*TASK OBJECTIVE*.
Every line below that mentions the word "page" should be copied out.

───

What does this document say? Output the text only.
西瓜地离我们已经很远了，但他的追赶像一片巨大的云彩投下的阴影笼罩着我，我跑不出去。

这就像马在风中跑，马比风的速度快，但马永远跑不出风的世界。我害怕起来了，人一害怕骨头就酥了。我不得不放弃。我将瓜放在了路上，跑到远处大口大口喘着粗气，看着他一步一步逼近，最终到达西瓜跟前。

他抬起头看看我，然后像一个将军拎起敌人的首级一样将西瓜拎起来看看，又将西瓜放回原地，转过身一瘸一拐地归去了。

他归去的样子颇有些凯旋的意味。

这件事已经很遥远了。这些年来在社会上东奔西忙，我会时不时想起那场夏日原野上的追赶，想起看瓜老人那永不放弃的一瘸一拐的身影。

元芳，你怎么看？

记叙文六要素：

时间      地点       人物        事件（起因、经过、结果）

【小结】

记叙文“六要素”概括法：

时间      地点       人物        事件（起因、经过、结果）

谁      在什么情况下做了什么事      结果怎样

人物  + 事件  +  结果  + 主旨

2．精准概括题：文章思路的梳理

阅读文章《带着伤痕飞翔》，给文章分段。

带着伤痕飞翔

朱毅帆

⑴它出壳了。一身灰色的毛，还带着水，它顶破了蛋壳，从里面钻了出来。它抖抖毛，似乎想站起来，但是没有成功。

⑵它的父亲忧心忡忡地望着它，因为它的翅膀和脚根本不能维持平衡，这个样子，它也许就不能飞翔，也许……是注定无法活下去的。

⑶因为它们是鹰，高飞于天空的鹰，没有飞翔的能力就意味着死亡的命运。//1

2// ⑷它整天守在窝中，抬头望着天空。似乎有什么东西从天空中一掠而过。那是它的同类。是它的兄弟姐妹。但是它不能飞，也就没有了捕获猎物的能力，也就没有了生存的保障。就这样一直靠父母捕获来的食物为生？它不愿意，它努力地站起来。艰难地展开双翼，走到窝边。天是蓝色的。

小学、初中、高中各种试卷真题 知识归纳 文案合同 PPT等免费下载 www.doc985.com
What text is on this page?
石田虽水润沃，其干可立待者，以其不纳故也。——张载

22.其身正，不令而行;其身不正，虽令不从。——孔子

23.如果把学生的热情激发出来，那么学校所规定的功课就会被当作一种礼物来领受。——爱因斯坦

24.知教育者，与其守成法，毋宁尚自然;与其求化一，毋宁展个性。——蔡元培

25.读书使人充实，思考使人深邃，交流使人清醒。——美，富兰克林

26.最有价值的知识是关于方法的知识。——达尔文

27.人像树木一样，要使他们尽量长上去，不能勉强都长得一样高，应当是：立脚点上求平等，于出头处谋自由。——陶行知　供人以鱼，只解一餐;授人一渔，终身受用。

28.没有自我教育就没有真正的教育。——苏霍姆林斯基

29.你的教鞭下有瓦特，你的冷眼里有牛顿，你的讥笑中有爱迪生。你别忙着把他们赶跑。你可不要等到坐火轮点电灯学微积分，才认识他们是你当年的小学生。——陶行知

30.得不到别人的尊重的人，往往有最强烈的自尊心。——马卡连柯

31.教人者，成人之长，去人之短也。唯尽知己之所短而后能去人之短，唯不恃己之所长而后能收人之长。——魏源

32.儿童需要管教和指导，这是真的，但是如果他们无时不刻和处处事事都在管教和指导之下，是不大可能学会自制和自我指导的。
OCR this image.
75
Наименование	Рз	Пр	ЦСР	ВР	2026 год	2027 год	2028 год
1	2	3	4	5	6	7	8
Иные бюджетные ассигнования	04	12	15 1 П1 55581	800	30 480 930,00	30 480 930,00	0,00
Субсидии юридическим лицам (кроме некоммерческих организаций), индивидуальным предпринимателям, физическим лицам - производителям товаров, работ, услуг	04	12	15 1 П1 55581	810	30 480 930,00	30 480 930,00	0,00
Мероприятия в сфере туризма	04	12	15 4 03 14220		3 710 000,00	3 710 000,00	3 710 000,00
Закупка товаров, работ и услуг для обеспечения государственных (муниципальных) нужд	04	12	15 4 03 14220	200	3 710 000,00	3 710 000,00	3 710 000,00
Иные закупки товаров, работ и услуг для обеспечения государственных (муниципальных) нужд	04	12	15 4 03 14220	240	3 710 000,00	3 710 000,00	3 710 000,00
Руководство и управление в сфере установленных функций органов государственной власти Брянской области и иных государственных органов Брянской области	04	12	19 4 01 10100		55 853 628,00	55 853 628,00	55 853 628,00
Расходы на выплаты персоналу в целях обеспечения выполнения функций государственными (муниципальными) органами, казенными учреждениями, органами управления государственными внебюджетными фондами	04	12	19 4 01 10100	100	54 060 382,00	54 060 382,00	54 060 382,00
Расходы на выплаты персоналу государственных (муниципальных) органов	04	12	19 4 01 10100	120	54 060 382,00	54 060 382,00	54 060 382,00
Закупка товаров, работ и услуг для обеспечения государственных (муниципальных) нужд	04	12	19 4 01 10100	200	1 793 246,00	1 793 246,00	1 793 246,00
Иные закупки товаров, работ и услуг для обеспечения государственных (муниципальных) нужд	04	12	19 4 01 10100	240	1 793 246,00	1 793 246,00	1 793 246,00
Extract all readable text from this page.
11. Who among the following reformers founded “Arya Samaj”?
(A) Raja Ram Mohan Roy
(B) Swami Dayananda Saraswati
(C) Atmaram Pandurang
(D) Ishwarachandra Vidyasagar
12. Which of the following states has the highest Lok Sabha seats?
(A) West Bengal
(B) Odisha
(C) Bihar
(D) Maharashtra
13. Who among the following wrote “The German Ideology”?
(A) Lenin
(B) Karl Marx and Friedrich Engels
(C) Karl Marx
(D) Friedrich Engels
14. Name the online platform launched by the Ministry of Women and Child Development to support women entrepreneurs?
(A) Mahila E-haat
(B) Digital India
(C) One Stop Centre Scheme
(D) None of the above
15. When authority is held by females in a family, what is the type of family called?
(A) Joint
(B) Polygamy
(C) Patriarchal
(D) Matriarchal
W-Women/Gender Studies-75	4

───

*WRITTEN SOLUTION*.
What text is on this page?
Extract all readable text from this page.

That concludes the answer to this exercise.